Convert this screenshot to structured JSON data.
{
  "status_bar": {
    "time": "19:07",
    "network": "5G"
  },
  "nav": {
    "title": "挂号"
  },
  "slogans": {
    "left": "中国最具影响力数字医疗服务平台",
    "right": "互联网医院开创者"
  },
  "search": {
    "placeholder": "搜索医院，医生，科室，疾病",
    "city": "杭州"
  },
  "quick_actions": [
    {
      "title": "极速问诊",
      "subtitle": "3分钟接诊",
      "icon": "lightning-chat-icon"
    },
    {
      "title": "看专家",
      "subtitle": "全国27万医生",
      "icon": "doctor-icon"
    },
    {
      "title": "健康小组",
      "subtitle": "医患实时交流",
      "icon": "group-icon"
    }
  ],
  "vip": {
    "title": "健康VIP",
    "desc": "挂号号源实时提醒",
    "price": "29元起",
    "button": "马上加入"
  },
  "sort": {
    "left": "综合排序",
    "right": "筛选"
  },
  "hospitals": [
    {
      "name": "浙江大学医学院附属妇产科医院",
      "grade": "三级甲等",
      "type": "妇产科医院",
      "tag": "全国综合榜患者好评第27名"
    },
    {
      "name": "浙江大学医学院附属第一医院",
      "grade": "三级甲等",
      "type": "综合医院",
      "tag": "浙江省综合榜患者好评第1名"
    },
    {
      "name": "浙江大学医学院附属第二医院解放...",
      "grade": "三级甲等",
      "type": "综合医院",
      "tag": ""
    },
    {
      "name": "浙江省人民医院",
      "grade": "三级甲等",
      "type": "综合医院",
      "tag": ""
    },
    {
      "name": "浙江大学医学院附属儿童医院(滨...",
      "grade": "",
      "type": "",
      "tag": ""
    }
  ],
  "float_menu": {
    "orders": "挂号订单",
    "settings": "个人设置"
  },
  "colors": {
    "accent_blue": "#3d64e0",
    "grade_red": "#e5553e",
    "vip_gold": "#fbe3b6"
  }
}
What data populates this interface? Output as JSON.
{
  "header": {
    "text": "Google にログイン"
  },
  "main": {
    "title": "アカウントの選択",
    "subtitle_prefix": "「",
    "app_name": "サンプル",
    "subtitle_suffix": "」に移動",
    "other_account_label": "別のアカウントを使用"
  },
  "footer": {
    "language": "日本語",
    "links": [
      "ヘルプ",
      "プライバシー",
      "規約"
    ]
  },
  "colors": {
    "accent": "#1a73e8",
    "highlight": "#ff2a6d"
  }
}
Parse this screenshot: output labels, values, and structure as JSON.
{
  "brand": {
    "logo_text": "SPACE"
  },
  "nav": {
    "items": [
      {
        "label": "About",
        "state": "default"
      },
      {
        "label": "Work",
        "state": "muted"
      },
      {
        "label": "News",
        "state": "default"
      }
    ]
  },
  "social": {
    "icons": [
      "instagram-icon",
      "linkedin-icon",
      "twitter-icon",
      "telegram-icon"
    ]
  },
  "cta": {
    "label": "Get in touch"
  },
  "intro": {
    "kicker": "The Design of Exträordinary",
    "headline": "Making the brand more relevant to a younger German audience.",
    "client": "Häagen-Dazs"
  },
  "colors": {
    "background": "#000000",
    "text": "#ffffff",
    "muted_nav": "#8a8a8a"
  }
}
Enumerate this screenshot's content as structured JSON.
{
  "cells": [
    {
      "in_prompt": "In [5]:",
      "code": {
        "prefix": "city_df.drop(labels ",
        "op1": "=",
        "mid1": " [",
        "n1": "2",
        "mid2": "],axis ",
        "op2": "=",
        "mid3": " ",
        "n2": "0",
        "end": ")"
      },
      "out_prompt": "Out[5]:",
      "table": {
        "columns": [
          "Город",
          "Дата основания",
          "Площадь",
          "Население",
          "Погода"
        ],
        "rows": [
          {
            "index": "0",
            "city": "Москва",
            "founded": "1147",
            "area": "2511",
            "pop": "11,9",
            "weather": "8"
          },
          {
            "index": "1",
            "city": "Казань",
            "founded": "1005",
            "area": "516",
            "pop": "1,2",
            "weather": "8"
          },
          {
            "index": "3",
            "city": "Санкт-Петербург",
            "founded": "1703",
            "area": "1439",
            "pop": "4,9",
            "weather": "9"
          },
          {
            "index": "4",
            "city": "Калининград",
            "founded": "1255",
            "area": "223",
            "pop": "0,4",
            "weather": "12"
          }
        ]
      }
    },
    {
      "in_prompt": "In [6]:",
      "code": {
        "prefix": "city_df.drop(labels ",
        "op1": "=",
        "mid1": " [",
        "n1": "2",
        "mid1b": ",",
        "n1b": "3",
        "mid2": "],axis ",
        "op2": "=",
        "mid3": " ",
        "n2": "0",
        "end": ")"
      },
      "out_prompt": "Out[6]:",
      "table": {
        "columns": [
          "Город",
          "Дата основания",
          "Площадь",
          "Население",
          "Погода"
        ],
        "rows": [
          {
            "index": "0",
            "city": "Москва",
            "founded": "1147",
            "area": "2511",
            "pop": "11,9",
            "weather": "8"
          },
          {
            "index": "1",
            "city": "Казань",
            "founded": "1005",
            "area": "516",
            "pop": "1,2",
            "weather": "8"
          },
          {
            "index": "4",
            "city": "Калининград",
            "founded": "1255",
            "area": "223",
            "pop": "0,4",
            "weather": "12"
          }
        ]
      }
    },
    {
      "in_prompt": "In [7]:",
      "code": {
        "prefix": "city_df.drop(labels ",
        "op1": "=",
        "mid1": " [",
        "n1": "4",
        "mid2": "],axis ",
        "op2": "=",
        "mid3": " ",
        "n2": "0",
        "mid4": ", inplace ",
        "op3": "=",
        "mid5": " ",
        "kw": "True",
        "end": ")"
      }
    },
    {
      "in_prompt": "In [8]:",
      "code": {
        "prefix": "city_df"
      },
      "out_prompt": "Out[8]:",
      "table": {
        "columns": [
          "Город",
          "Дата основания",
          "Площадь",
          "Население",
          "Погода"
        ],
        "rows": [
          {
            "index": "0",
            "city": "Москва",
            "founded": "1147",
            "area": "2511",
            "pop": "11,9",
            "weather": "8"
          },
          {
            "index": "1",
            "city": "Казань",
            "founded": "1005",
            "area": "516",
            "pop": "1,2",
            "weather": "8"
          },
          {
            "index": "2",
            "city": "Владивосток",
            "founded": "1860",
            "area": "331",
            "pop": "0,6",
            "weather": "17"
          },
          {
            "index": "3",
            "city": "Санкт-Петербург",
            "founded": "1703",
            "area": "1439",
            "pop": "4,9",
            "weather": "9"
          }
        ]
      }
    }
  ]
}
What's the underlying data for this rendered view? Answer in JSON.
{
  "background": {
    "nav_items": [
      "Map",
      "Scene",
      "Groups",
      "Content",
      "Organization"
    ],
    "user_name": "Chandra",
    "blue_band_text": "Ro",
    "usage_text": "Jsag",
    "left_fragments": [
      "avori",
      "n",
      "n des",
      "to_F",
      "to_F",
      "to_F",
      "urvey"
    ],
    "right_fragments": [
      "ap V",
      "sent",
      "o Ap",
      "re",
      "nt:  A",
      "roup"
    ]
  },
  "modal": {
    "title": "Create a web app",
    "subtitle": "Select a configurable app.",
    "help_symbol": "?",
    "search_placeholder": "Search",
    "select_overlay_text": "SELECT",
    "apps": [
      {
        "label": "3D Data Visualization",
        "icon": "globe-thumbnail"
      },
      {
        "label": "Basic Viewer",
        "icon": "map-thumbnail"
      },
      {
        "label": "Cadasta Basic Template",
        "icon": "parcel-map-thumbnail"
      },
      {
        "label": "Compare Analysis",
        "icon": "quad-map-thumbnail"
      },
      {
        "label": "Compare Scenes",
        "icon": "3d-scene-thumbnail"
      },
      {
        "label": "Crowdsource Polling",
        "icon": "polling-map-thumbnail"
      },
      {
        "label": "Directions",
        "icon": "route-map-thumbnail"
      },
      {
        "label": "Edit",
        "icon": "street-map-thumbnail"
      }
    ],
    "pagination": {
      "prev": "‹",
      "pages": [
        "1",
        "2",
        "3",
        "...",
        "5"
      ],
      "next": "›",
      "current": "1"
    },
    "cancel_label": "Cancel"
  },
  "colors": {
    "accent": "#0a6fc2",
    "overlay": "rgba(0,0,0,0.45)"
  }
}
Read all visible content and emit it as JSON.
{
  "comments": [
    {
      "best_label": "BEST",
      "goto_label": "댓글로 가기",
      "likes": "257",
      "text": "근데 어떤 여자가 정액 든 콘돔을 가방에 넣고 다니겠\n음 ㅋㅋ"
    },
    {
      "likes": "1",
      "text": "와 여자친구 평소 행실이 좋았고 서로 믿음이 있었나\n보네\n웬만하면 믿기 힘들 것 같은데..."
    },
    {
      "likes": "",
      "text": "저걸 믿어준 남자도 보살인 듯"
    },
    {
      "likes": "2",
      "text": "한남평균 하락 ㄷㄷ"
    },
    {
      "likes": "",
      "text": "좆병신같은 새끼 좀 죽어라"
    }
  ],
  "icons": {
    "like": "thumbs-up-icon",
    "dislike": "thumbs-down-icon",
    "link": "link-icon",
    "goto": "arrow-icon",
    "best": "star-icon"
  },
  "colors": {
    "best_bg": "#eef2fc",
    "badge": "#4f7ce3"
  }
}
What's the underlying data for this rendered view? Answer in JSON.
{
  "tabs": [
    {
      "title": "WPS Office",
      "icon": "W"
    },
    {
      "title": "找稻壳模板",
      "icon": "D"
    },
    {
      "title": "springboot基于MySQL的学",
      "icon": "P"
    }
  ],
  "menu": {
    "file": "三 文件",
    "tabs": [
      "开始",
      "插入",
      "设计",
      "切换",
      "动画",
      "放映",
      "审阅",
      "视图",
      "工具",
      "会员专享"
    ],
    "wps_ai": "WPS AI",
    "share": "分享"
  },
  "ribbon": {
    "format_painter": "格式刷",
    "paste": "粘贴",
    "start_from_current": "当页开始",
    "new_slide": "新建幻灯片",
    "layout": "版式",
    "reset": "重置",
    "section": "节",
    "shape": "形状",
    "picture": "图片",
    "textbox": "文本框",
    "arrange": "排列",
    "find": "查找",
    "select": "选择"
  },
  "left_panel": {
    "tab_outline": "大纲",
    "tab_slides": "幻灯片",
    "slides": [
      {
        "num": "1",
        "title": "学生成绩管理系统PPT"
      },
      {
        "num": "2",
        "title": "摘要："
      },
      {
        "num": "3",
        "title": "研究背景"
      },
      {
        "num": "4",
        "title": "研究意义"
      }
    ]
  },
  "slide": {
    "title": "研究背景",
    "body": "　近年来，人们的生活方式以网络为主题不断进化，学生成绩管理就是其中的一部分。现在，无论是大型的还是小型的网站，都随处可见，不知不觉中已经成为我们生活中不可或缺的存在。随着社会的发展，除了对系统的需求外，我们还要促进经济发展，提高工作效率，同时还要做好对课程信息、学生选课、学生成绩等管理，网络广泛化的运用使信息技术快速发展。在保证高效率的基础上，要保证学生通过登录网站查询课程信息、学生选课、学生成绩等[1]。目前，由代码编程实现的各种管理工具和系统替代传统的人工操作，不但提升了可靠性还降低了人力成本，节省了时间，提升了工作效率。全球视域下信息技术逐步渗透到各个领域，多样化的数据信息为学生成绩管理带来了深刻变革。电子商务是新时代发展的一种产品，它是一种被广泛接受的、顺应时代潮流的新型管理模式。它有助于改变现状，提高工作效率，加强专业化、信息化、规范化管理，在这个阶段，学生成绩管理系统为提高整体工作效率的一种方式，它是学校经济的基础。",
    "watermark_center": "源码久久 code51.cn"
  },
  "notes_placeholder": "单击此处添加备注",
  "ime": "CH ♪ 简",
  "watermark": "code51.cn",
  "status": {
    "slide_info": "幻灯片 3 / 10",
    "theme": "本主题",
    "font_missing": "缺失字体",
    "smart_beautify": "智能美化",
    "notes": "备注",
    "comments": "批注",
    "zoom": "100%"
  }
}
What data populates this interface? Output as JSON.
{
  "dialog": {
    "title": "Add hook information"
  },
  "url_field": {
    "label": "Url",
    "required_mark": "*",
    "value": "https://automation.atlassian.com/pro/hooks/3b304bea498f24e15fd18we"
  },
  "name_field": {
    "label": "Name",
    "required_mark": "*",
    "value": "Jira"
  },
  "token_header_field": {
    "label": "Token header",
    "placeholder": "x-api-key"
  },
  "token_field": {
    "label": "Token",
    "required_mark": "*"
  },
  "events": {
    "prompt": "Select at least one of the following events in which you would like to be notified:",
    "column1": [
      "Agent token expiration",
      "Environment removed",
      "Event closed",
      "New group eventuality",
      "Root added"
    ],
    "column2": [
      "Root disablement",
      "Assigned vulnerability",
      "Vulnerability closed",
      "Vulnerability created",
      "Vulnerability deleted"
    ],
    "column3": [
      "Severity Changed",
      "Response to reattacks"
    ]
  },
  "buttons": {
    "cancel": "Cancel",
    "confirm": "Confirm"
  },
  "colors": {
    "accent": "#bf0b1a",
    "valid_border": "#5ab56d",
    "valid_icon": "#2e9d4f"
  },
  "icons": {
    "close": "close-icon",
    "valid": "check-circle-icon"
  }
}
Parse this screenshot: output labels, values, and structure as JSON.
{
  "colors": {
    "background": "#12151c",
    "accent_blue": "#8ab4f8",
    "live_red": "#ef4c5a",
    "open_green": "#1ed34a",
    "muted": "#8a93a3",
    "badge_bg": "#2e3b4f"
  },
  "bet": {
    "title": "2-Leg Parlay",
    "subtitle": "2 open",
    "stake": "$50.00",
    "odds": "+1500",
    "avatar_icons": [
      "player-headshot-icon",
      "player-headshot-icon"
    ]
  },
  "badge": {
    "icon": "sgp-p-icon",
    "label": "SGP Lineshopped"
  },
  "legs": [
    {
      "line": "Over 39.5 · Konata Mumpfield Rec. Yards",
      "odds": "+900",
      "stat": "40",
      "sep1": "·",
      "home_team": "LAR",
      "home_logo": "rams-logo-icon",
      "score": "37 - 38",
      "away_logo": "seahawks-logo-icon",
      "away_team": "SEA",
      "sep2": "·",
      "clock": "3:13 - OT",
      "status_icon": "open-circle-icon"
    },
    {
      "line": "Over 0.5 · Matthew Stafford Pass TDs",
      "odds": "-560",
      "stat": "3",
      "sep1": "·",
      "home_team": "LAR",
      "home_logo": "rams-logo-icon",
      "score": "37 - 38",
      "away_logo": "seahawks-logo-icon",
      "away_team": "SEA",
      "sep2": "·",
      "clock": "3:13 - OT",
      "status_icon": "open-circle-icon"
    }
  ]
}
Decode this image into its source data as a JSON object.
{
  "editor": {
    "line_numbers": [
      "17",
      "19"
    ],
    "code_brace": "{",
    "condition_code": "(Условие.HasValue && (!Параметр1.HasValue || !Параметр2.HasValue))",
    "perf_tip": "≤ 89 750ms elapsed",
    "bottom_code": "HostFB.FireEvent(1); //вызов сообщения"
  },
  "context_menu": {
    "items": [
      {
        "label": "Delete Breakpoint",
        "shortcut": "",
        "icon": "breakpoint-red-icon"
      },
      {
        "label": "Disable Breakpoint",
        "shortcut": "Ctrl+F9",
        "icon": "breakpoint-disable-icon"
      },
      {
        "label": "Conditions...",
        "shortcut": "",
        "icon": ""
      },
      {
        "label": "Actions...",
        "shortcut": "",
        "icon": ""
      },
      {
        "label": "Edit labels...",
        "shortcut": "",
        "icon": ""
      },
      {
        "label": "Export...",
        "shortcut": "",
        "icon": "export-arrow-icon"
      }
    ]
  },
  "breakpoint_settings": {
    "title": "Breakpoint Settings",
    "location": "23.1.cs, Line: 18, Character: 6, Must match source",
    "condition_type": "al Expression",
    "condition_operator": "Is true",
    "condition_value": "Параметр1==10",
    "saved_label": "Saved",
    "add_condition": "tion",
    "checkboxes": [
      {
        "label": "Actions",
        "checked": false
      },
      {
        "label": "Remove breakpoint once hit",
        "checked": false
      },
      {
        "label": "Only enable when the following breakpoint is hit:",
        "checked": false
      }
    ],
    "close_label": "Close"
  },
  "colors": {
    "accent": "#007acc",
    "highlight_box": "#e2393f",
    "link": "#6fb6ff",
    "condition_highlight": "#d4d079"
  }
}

○ ○ ○ ○

In the entries above, count each line holding "closed" and report the total and nothing more.

2